— Supplied material —

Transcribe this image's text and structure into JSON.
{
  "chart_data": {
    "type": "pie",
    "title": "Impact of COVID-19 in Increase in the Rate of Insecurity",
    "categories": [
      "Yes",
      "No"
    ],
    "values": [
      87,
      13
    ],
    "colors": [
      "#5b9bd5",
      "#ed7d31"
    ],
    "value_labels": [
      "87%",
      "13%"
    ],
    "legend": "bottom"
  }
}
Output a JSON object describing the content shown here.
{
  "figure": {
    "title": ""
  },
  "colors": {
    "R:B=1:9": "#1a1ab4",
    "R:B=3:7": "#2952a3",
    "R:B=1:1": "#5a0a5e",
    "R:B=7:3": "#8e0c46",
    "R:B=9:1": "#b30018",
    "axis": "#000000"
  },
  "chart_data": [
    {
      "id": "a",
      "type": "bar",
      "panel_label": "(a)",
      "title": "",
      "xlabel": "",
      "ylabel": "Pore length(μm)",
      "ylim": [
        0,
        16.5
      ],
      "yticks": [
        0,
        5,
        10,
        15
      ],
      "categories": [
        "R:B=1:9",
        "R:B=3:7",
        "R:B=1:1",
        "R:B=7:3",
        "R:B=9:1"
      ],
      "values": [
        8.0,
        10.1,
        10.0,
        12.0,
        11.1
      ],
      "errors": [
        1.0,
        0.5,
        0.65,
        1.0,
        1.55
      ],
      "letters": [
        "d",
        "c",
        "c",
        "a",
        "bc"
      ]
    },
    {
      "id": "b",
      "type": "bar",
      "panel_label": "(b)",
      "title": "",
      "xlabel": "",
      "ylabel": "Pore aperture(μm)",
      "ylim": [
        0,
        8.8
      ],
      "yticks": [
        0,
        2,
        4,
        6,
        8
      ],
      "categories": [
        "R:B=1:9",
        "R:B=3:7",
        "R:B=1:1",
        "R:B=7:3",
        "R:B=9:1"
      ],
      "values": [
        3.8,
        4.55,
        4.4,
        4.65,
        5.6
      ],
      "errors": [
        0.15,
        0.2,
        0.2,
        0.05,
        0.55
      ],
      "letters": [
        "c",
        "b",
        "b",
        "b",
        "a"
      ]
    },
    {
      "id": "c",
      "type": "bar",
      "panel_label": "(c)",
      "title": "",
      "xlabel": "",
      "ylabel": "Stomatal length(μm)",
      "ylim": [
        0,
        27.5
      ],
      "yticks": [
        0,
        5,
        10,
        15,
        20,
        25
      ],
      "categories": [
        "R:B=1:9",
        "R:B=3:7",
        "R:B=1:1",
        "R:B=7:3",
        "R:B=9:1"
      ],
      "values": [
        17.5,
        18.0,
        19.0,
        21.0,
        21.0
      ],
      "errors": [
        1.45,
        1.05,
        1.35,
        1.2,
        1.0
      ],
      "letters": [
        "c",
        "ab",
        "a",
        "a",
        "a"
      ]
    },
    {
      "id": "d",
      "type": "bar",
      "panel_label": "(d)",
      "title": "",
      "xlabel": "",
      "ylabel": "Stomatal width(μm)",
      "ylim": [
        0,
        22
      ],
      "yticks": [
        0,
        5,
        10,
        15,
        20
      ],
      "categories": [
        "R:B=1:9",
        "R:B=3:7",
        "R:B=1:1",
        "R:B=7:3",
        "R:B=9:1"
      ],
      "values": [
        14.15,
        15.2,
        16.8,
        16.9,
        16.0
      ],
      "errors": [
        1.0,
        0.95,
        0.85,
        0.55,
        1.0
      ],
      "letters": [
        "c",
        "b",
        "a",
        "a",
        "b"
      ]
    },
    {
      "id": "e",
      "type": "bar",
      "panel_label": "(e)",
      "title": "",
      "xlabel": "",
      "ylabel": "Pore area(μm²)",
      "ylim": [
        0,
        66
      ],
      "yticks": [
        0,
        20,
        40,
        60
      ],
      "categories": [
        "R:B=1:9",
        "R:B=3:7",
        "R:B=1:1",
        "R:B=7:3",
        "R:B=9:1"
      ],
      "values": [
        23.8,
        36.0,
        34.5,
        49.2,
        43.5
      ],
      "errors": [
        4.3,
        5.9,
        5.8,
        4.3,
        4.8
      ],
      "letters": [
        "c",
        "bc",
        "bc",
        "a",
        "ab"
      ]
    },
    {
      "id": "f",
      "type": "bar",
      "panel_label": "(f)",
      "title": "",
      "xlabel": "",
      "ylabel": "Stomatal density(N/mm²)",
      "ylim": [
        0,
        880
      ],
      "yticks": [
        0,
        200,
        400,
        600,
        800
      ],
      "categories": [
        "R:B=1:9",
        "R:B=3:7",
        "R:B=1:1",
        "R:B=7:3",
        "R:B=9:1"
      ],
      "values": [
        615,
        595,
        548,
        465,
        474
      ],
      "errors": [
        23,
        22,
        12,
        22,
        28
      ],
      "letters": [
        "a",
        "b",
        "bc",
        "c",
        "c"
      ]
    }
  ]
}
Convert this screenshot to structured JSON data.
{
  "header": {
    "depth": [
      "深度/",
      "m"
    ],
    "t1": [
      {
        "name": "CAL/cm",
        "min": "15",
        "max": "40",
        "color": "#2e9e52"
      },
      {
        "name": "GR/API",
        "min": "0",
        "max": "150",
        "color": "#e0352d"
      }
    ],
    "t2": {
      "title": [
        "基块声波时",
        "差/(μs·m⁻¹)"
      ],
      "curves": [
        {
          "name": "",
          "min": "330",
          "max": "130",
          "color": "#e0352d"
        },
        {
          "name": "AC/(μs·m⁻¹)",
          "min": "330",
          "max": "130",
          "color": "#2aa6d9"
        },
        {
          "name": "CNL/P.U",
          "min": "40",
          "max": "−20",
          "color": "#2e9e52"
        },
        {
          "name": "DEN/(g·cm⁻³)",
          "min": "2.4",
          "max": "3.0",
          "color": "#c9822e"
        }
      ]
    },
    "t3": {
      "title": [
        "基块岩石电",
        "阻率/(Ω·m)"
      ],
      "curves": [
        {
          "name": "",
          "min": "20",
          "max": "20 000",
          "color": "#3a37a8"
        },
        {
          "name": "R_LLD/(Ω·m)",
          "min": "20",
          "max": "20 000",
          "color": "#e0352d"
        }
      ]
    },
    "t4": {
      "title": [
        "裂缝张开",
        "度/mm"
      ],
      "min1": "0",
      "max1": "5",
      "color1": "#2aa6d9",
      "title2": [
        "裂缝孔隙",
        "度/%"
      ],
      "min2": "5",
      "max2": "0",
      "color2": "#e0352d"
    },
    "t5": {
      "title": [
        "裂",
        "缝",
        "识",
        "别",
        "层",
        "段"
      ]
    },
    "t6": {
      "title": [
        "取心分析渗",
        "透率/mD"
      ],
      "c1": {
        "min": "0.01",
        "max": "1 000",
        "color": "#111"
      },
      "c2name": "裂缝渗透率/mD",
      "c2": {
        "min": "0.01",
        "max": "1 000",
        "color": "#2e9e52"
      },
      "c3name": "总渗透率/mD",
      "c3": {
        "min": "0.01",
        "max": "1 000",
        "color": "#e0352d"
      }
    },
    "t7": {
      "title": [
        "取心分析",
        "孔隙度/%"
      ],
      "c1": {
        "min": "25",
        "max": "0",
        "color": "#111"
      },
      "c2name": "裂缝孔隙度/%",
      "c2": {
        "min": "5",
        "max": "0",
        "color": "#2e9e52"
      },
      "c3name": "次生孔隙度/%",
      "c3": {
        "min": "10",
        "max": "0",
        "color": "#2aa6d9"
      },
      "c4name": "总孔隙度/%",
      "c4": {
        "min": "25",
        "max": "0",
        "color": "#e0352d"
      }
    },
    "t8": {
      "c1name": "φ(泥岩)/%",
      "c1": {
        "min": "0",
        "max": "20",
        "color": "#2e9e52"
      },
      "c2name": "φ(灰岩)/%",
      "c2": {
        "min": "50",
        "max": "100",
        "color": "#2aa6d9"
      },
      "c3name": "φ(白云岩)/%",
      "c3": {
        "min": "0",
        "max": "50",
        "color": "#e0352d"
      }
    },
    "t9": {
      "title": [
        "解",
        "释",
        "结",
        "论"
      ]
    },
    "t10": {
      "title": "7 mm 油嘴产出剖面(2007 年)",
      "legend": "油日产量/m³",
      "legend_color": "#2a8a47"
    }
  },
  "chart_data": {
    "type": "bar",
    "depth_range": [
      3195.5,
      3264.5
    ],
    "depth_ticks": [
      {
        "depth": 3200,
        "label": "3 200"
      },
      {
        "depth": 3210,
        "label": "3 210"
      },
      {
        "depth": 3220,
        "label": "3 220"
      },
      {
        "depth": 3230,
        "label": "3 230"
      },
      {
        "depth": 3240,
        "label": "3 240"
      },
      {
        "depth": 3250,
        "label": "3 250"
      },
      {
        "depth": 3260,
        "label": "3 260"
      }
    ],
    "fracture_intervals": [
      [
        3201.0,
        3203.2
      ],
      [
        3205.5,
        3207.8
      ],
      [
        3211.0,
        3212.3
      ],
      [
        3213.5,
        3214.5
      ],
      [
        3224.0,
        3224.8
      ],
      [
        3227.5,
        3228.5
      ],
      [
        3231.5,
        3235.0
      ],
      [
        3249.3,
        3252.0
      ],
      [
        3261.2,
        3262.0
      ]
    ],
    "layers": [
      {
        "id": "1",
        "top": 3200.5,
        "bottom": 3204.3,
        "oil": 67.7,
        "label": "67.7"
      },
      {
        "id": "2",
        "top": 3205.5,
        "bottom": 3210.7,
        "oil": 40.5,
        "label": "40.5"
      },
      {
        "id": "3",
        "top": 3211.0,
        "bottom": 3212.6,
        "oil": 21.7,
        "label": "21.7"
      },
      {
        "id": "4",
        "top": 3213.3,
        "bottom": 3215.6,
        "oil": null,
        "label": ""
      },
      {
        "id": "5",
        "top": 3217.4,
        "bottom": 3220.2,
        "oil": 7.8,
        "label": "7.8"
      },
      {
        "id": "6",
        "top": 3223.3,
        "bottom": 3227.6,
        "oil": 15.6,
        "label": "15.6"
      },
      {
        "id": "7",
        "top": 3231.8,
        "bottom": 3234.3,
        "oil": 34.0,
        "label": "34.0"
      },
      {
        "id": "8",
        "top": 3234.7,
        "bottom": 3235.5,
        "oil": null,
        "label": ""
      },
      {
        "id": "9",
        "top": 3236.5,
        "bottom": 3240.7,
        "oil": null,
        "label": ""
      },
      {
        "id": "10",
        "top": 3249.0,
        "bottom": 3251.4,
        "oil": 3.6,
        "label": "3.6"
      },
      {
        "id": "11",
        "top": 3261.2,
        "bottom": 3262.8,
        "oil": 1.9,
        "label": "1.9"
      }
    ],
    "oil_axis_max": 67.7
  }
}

— To do —
Gather from the records above every line containing the string "bottom".

— Response below —
    "legend": "bottom"
        "bottom": 3204.3,
        "bottom": 3210.7,
        "bottom": 3212.6,
        "bottom": 3215.6,
        "bottom": 3220.2,
        "bottom": 3227.6,
        "bottom": 3234.3,
        "bottom": 3235.5,
        "bottom": 3240.7,
        "bottom": 3251.4,
        "bottom": 3262.8,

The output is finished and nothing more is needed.